This exercise asks for every line of the material that contains the word "grado".

▼

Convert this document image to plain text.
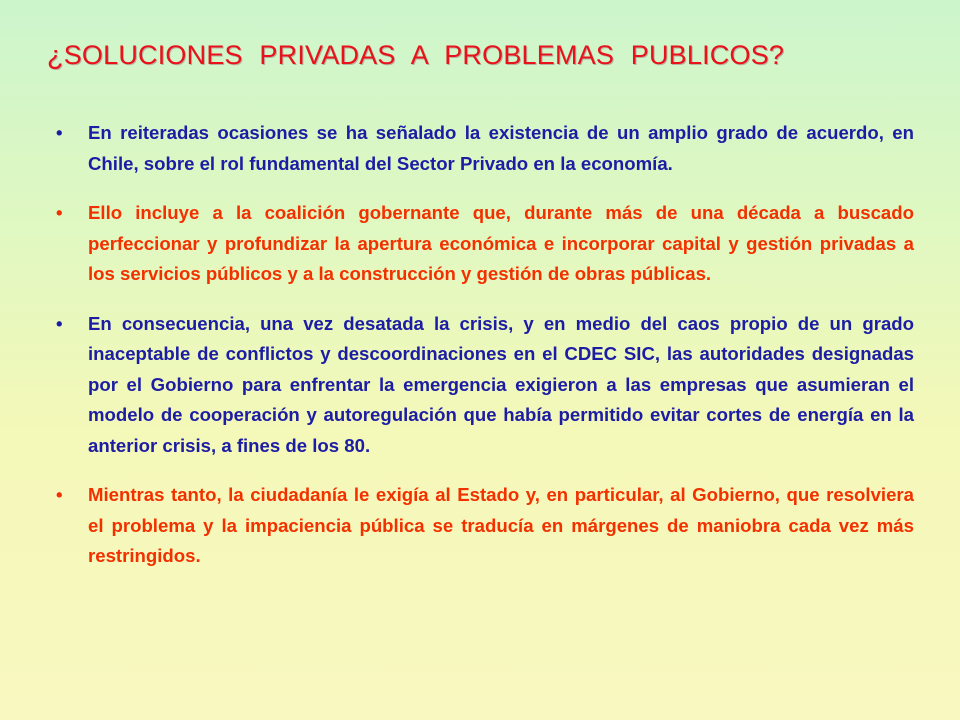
¿SOLUCIONES PRIVADAS A PROBLEMAS PUBLICOS?
• En reiteradas ocasiones se ha señalado la existencia de un amplio grado de acuerdo, en Chile, sobre el rol fundamental del Sector Privado en la economía.
• Ello incluye a la coalición gobernante que, durante más de una década a buscado perfeccionar y profundizar la apertura económica e incorporar capital y gestión privadas a los servicios públicos y a la construcción y gestión de obras públicas.
• En consecuencia, una vez desatada la crisis, y en medio del caos propio de un grado inaceptable de conflictos y descoordinaciones en el CDEC SIC, las autoridades designadas por el Gobierno para enfrentar la emergencia exigieron a las empresas que asumieran el modelo de cooperación y autoregulación que había permitido evitar cortes de energía en la anterior crisis, a fines de los 80.
• Mientras tanto, la ciudadanía le exigía al Estado y, en particular, al Gobierno, que resolviera el problema y la impaciencia pública se traducía en márgenes de maniobra cada vez más restringidos.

▲

» **RESPONSE TO THE EXERCISE**
• En reiteradas ocasiones se ha señalado la existencia de un amplio grado de acuerdo, en Chile, sobre el rol fundamental del Sector Privado en la economía.
• En consecuencia, una vez desatada la crisis, y en medio del caos propio de un grado inaceptable de conflictos y descoordinaciones en el CDEC SIC, las autoridades designadas por el Gobierno para enfrentar la emergencia exigieron a las empresas que asumieran el modelo de cooperación y autoregulación que había permitido evitar cortes de energía en la anterior crisis, a fines de los 80.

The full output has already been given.